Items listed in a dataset

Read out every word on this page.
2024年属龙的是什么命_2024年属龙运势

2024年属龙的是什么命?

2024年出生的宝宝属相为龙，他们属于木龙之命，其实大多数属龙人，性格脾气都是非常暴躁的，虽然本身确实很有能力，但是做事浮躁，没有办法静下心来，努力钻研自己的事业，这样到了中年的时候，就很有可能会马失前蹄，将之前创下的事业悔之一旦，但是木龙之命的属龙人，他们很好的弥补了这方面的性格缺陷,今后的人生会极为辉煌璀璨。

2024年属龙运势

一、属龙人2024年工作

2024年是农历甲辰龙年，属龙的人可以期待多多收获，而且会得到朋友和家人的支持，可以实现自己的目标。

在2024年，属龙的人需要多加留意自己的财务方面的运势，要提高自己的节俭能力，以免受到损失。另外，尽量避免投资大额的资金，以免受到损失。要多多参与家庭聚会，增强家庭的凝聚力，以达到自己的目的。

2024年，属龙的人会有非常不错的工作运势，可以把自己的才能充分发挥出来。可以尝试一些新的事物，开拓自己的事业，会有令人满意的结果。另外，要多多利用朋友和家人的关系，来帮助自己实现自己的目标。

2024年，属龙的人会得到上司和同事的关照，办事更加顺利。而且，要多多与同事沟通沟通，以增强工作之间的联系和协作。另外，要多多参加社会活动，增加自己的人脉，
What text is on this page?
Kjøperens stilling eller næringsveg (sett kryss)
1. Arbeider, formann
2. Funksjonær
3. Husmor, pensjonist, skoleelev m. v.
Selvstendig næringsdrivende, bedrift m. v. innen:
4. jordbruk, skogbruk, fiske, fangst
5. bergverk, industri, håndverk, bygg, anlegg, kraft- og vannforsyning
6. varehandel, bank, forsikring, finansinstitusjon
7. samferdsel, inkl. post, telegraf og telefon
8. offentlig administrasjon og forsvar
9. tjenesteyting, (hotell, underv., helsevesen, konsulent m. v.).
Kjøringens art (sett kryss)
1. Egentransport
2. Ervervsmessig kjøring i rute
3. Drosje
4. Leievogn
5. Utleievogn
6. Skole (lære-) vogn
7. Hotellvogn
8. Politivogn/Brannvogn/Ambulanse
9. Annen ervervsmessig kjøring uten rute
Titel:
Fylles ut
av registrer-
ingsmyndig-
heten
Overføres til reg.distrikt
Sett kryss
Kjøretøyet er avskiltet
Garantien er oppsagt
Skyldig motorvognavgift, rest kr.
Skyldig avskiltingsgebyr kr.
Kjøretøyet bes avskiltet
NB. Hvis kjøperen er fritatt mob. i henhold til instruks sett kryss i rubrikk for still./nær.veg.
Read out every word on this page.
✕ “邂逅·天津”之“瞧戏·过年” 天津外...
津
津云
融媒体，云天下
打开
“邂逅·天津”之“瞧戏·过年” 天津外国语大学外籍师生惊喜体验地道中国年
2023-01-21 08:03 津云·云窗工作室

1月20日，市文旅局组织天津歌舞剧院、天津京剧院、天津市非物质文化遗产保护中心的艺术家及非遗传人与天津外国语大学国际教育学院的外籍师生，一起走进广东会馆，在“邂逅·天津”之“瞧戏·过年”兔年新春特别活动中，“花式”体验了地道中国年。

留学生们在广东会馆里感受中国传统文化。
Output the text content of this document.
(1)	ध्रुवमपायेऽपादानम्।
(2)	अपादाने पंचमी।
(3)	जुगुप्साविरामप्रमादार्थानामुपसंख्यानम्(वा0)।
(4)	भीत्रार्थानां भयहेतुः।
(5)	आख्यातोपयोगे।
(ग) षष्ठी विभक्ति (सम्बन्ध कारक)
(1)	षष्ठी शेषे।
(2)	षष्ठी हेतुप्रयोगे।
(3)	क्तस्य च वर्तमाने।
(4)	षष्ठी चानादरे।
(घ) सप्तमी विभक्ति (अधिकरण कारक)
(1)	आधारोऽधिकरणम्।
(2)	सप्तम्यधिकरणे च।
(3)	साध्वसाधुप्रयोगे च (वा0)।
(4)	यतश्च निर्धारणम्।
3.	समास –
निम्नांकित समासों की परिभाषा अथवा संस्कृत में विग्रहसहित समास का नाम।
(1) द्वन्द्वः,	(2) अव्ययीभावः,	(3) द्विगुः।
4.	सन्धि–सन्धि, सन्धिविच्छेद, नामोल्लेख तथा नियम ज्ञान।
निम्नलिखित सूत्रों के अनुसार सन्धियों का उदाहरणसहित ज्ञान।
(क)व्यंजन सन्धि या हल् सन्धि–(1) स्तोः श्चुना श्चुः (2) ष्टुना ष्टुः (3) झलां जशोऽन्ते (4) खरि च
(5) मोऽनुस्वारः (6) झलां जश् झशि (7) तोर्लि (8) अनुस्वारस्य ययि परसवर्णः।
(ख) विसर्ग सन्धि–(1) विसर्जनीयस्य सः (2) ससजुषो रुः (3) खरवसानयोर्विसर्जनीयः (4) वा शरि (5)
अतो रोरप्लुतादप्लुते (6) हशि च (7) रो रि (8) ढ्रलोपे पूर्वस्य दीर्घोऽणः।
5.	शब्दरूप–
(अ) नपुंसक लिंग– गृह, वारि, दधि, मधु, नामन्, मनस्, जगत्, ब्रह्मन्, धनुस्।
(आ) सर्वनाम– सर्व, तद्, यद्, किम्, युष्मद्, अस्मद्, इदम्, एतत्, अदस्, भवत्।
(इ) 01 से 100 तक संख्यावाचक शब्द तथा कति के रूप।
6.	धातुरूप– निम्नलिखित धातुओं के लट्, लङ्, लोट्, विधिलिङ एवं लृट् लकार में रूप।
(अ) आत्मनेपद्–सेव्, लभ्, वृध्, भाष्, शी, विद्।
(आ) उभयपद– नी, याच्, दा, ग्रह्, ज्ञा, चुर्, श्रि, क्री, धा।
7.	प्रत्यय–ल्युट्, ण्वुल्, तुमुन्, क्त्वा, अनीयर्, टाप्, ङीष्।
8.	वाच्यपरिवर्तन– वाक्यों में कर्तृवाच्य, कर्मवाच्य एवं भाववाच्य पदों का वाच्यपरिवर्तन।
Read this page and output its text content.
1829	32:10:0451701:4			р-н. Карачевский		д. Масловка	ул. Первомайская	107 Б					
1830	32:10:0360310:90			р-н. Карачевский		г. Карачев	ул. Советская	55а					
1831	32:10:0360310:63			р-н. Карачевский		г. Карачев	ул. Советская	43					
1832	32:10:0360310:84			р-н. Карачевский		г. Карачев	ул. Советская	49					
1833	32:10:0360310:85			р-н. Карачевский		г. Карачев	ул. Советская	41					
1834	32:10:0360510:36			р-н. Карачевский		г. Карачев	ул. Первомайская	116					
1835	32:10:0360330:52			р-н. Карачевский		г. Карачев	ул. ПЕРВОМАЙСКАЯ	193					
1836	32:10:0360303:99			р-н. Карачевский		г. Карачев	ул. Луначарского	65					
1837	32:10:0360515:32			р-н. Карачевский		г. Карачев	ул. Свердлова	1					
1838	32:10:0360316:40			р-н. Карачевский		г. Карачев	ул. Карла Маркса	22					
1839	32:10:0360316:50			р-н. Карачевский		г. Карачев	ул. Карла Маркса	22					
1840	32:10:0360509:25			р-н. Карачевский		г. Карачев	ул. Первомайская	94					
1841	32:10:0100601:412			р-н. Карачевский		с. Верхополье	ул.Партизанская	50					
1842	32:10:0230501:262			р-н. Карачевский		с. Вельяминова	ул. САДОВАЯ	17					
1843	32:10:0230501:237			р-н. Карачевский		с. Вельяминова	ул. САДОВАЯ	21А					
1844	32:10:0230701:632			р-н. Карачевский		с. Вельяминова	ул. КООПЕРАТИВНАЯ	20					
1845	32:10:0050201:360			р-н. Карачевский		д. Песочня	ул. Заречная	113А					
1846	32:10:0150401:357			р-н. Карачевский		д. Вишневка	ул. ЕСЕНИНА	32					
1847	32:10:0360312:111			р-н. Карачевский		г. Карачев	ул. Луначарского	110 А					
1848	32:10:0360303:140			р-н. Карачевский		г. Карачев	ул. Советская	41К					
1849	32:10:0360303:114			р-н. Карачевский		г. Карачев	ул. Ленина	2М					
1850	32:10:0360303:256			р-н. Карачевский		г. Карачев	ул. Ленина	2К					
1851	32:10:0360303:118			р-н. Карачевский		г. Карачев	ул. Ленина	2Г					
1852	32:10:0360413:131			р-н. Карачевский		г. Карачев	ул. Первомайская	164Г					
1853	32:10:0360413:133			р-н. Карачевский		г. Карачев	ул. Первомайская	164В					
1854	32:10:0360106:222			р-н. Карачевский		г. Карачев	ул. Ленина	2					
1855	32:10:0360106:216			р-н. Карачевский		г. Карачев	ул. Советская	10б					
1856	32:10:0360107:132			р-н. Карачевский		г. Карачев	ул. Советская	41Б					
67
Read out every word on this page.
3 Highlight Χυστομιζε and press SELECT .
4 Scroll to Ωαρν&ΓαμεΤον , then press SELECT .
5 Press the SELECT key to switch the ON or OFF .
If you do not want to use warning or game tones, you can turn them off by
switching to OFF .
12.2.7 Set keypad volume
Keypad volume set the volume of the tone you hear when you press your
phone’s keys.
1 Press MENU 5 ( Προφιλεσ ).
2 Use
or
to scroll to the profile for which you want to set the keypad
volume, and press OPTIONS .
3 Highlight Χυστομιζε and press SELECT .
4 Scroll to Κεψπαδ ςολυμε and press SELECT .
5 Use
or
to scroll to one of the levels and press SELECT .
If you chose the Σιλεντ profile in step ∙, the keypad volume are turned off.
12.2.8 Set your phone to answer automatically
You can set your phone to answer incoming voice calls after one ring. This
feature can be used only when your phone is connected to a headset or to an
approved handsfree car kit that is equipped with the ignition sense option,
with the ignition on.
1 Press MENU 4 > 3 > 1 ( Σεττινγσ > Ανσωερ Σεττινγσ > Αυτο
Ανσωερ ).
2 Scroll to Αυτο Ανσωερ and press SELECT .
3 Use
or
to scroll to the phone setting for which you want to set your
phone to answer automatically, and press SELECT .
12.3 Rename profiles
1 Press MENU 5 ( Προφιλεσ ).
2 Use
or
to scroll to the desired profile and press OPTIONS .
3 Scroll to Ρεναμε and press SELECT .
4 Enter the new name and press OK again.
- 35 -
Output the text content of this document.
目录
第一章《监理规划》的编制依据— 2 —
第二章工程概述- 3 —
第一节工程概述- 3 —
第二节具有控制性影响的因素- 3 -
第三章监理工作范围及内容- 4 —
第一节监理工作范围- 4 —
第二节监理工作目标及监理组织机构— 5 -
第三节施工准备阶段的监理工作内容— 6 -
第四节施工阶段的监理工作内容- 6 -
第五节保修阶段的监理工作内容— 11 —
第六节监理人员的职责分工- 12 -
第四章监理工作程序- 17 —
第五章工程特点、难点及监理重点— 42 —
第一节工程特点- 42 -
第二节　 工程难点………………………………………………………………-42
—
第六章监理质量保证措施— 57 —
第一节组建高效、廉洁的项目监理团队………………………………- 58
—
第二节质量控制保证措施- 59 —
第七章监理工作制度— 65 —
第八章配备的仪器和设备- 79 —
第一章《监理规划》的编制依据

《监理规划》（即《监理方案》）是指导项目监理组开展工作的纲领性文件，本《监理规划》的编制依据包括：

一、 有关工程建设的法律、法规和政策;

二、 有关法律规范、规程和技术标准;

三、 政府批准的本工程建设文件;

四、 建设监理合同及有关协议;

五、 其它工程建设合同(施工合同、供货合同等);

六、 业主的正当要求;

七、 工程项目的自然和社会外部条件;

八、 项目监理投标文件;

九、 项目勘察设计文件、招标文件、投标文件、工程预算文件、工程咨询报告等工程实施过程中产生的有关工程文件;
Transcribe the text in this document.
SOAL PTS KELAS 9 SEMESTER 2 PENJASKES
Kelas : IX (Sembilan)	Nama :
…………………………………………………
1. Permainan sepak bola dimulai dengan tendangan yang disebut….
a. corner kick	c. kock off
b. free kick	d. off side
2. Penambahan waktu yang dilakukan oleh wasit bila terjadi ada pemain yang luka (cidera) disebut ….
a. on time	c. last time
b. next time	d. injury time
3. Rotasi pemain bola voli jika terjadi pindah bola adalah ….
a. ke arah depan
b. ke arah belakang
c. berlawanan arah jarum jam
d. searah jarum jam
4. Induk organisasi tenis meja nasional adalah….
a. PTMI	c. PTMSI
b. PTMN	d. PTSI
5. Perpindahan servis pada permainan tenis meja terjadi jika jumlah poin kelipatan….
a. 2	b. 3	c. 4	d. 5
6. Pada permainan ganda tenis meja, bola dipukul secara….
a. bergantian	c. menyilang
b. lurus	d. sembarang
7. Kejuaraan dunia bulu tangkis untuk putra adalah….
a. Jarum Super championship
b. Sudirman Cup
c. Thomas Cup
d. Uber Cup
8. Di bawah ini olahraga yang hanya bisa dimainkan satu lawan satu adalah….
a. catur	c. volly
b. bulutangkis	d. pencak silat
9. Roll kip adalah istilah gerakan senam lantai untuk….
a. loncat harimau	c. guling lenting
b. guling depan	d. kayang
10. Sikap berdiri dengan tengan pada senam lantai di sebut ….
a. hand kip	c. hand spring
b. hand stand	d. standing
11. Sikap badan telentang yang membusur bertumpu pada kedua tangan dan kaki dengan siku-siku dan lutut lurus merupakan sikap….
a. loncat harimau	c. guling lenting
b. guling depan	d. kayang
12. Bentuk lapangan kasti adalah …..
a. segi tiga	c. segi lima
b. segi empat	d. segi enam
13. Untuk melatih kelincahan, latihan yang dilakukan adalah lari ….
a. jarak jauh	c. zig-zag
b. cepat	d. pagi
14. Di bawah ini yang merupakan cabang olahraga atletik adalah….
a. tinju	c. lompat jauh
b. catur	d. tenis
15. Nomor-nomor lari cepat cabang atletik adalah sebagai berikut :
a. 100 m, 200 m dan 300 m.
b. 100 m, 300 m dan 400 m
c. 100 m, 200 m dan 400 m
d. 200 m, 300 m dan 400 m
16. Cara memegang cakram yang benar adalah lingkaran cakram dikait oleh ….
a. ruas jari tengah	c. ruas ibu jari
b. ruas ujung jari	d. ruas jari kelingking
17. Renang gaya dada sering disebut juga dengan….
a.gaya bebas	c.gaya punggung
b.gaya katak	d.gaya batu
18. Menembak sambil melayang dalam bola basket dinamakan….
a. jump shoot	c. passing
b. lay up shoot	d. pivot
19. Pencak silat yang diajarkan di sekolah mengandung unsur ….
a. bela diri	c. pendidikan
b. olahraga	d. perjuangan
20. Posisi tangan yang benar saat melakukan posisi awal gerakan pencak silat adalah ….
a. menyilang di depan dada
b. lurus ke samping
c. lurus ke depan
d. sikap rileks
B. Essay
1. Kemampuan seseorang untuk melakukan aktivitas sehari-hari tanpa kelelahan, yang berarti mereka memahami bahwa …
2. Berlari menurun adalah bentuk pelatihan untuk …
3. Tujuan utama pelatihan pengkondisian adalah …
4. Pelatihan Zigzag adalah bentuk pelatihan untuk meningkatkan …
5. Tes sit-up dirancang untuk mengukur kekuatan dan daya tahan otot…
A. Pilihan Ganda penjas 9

# Brief:
Lines containing the word "lantai" are to be tallied; report only the total.

# Solution:
2